* **The problem**:
Extract all lines that hold the string "الكهف".

────────

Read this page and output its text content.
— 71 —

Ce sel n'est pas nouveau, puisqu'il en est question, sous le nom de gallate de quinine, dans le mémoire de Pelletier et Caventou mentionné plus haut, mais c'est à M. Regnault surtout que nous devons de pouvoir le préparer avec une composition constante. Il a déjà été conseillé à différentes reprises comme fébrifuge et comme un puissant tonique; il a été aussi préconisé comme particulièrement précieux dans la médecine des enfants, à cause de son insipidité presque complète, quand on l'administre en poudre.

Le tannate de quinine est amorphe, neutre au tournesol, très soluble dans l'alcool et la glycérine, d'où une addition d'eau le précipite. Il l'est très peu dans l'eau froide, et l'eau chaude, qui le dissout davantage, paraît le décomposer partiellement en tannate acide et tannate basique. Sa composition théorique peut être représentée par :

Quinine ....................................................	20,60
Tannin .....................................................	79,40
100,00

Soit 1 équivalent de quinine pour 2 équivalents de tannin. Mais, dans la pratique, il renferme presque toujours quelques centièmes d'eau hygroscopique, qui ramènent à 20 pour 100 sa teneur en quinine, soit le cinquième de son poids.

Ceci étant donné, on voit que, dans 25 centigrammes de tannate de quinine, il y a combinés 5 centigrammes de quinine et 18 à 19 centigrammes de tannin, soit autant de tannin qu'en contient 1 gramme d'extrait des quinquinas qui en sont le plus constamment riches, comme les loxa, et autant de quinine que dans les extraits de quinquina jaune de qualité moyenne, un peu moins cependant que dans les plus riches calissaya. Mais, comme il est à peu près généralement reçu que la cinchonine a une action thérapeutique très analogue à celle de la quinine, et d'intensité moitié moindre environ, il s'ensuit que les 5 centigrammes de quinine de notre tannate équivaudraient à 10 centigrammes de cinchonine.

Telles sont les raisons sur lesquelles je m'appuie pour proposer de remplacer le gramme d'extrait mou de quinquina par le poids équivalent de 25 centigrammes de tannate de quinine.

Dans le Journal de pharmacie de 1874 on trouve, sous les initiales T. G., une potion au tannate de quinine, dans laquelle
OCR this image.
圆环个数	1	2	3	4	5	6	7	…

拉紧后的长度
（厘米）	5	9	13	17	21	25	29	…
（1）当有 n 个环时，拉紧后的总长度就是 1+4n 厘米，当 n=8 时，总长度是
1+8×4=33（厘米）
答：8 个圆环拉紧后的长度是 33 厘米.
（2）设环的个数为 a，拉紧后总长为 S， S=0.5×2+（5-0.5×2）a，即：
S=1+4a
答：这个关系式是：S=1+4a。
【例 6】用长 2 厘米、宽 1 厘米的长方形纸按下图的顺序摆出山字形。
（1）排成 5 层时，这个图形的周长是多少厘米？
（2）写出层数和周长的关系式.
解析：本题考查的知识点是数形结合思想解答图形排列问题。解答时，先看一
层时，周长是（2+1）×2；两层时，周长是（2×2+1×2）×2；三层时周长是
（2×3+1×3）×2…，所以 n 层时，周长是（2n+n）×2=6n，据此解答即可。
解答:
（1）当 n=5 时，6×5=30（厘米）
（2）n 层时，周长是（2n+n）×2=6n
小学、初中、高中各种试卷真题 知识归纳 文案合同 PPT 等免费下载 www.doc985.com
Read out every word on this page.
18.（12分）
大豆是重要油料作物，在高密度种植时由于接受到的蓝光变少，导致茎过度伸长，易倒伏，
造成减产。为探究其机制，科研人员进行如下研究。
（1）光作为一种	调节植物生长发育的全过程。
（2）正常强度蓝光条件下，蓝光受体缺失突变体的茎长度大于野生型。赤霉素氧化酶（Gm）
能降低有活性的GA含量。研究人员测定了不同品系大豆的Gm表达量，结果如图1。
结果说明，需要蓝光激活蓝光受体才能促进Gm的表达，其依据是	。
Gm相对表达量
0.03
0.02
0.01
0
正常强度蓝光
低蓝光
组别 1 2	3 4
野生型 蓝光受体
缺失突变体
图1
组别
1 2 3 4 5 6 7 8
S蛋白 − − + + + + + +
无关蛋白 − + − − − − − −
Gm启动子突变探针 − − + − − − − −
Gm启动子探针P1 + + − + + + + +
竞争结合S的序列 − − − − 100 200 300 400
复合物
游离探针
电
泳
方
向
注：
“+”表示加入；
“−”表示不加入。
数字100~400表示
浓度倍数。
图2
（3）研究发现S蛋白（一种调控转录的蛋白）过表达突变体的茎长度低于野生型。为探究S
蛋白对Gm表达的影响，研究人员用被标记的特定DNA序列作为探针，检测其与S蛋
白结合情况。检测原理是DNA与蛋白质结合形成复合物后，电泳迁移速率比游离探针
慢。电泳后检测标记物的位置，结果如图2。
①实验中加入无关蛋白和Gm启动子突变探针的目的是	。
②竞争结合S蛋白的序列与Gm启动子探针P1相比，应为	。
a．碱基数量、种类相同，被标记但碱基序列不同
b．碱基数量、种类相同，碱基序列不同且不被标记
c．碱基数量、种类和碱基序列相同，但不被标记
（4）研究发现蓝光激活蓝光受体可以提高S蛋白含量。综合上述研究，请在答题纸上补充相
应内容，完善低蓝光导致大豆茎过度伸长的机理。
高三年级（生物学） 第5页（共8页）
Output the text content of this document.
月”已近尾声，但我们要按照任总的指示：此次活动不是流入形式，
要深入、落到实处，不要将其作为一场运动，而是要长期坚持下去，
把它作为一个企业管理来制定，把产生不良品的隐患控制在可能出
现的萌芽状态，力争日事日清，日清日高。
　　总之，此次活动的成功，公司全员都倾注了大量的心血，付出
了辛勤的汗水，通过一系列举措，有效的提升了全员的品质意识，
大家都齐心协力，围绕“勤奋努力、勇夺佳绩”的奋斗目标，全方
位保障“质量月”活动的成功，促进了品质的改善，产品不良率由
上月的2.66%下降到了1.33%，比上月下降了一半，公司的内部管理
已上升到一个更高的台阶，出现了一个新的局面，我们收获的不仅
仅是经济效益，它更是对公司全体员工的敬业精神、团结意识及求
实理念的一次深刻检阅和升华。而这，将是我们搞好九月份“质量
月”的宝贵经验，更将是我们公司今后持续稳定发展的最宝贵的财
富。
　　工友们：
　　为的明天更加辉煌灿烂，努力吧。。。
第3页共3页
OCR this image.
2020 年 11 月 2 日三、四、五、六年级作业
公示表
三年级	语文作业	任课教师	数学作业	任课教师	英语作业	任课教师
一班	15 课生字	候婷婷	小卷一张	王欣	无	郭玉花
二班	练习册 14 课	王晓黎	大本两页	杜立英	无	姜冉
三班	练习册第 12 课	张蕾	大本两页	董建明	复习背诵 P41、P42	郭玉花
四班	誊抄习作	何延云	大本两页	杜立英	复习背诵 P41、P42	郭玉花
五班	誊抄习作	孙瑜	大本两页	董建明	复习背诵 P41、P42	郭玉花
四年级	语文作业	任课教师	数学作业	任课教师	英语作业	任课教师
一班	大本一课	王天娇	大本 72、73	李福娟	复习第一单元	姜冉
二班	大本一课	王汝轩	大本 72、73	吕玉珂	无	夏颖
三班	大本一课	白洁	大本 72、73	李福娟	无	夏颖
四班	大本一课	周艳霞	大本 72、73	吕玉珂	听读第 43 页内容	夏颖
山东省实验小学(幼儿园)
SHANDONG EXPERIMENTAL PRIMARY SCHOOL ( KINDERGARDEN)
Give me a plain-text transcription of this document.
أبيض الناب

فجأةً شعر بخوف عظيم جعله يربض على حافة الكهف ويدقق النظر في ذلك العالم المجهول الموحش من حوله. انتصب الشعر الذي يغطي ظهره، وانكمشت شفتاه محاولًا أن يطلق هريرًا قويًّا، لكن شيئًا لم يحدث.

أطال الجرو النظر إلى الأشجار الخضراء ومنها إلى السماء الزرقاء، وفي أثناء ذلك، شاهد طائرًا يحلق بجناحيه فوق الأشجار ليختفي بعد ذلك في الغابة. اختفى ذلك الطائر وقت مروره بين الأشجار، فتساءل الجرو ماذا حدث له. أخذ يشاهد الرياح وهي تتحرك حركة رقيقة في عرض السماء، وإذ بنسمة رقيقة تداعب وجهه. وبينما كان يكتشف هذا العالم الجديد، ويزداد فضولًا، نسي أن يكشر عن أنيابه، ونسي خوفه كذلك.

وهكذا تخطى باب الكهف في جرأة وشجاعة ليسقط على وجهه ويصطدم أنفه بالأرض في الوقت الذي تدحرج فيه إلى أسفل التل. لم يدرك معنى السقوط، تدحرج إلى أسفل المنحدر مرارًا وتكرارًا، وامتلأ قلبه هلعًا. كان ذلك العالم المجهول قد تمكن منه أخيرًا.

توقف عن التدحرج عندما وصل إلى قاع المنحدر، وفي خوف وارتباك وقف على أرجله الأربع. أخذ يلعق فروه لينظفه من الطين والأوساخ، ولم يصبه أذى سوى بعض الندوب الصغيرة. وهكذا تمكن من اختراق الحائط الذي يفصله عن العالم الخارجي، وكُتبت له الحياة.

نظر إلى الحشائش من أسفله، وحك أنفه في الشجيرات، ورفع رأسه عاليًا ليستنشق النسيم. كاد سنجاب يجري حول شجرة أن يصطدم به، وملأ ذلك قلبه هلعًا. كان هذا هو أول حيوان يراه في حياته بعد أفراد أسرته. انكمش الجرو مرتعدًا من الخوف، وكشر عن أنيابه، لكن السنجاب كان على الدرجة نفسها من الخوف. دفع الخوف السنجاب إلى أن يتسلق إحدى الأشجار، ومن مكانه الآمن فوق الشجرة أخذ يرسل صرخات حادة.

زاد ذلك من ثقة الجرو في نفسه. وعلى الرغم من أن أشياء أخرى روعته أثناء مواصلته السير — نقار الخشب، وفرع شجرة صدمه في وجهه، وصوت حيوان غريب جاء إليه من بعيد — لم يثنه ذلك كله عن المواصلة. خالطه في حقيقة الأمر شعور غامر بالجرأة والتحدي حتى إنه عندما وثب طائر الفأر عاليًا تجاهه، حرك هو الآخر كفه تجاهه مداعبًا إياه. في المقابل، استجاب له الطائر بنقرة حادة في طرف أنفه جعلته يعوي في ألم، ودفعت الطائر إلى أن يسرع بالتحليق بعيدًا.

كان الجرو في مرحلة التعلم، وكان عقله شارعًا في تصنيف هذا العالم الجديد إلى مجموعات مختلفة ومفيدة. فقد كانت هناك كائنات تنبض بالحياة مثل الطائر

────────

* **Solution to the problem**:
فجأةً شعر بخوف عظيم جعله يربض على حافة الكهف ويدقق النظر في ذلك العالم المجهول الموحش من حوله. انتصب الشعر الذي يغطي ظهره، وانكمشت شفتاه محاولًا أن يطلق هريرًا قويًّا، لكن شيئًا لم يحدث.
وهكذا تخطى باب الكهف في جرأة وشجاعة ليسقط على وجهه ويصطدم أنفه بالأرض في الوقت الذي تدحرج فيه إلى أسفل التل. لم يدرك معنى السقوط، تدحرج إلى أسفل المنحدر مرارًا وتكرارًا، وامتلأ قلبه هلعًا. كان ذلك العالم المجهول قد تمكن منه أخيرًا.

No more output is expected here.